* _WRITTEN INSTRUCTION_
Set down every record once more, exactly as given.
========================================================================
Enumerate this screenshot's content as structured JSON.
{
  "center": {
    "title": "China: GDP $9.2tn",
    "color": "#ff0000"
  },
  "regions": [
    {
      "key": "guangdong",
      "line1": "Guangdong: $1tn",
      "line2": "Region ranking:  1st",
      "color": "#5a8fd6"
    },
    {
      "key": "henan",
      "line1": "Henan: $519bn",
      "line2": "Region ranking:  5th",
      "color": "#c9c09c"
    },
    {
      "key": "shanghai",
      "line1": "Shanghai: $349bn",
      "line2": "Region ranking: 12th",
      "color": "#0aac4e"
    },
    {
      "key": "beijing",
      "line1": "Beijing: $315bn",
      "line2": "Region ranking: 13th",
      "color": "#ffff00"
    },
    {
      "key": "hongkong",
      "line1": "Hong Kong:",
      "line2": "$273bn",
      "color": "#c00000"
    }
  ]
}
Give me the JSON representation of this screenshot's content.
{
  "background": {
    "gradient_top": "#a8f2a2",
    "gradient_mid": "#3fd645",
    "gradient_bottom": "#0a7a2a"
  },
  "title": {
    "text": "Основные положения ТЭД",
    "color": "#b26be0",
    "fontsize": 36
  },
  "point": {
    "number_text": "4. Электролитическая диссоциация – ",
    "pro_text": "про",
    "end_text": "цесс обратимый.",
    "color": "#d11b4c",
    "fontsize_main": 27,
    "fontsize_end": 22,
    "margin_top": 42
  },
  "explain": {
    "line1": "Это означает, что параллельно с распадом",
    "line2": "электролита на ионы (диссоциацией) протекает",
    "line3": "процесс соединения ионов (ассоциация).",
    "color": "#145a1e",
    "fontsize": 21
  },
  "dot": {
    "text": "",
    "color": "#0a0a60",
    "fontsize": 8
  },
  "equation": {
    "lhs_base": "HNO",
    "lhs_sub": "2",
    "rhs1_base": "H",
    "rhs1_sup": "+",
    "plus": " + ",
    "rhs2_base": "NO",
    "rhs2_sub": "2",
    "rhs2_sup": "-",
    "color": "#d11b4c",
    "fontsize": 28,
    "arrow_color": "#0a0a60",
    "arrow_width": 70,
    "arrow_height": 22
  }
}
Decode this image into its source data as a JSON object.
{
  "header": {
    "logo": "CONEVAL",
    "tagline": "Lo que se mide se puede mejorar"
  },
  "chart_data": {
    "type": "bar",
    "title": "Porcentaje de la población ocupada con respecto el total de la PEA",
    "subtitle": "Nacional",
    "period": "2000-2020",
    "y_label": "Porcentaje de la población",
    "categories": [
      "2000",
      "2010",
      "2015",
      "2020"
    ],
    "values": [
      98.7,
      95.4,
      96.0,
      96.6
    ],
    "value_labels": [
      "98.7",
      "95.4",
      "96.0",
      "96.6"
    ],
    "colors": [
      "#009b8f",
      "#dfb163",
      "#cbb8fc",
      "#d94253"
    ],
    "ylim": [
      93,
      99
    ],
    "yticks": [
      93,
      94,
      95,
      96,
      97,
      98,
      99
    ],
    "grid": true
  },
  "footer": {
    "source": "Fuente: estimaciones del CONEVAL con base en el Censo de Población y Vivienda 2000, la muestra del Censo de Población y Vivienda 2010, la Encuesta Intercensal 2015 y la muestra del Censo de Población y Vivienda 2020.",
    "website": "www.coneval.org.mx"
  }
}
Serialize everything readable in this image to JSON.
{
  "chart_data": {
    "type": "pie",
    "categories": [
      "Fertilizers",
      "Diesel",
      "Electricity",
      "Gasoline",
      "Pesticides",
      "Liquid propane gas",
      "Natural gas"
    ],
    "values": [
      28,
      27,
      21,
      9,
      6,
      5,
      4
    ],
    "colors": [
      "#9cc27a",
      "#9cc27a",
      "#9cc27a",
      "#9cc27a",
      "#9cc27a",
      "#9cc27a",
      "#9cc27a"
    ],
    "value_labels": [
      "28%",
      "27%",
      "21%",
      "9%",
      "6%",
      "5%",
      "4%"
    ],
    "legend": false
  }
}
========================================================================
* _WORKED ANSWER_
Enumerate this screenshot's content as structured JSON.
{
  "center": {
    "title": "China: GDP $9.2tn",
    "color": "#ff0000"
  },
  "regions": [
    {
      "key": "guangdong",
      "line1": "Guangdong: $1tn",
      "line2": "Region ranking:  1st",
      "color": "#5a8fd6"
    },
    {
      "key": "henan",
      "line1": "Henan: $519bn",
      "line2": "Region ranking:  5th",
      "color": "#c9c09c"
    },
    {
      "key": "shanghai",
      "line1": "Shanghai: $349bn",
      "line2": "Region ranking: 12th",
      "color": "#0aac4e"
    },
    {
      "key": "beijing",
      "line1": "Beijing: $315bn",
      "line2": "Region ranking: 13th",
      "color": "#ffff00"
    },
    {
      "key": "hongkong",
      "line1": "Hong Kong:",
      "line2": "$273bn",
      "color": "#c00000"
    }
  ]
}
Give me the JSON representation of this screenshot's content.
{
  "background": {
    "gradient_top": "#a8f2a2",
    "gradient_mid": "#3fd645",
    "gradient_bottom": "#0a7a2a"
  },
  "title": {
    "text": "Основные положения ТЭД",
    "color": "#b26be0",
    "fontsize": 36
  },
  "point": {
    "number_text": "4. Электролитическая диссоциация – ",
    "pro_text": "про",
    "end_text": "цесс обратимый.",
    "color": "#d11b4c",
    "fontsize_main": 27,
    "fontsize_end": 22,
    "margin_top": 42
  },
  "explain": {
    "line1": "Это означает, что параллельно с распадом",
    "line2": "электролита на ионы (диссоциацией) протекает",
    "line3": "процесс соединения ионов (ассоциация).",
    "color": "#145a1e",
    "fontsize": 21
  },
  "dot": {
    "text": "",
    "color": "#0a0a60",
    "fontsize": 8
  },
  "equation": {
    "lhs_base": "HNO",
    "lhs_sub": "2",
    "rhs1_base": "H",
    "rhs1_sup": "+",
    "plus": " + ",
    "rhs2_base": "NO",
    "rhs2_sub": "2",
    "rhs2_sup": "-",
    "color": "#d11b4c",
    "fontsize": 28,
    "arrow_color": "#0a0a60",
    "arrow_width": 70,
    "arrow_height": 22
  }
}
Decode this image into its source data as a JSON object.
{
  "header": {
    "logo": "CONEVAL",
    "tagline": "Lo que se mide se puede mejorar"
  },
  "chart_data": {
    "type": "bar",
    "title": "Porcentaje de la población ocupada con respecto el total de la PEA",
    "subtitle": "Nacional",
    "period": "2000-2020",
    "y_label": "Porcentaje de la población",
    "categories": [
      "2000",
      "2010",
      "2015",
      "2020"
    ],
    "values": [
      98.7,
      95.4,
      96.0,
      96.6
    ],
    "value_labels": [
      "98.7",
      "95.4",
      "96.0",
      "96.6"
    ],
    "colors": [
      "#009b8f",
      "#dfb163",
      "#cbb8fc",
      "#d94253"
    ],
    "ylim": [
      93,
      99
    ],
    "yticks": [
      93,
      94,
      95,
      96,
      97,
      98,
      99
    ],
    "grid": true
  },
  "footer": {
    "source": "Fuente: estimaciones del CONEVAL con base en el Censo de Población y Vivienda 2000, la muestra del Censo de Población y Vivienda 2010, la Encuesta Intercensal 2015 y la muestra del Censo de Población y Vivienda 2020.",
    "website": "www.coneval.org.mx"
  }
}
Serialize everything readable in this image to JSON.
{
  "chart_data": {
    "type": "pie",
    "categories": [
      "Fertilizers",
      "Diesel",
      "Electricity",
      "Gasoline",
      "Pesticides",
      "Liquid propane gas",
      "Natural gas"
    ],
    "values": [
      28,
      27,
      21,
      9,
      6,
      5,
      4
    ],
    "colors": [
      "#9cc27a",
      "#9cc27a",
      "#9cc27a",
      "#9cc27a",
      "#9cc27a",
      "#9cc27a",
      "#9cc27a"
    ],
    "value_labels": [
      "28%",
      "27%",
      "21%",
      "9%",
      "6%",
      "5%",
      "4%"
    ],
    "legend": false
  }
}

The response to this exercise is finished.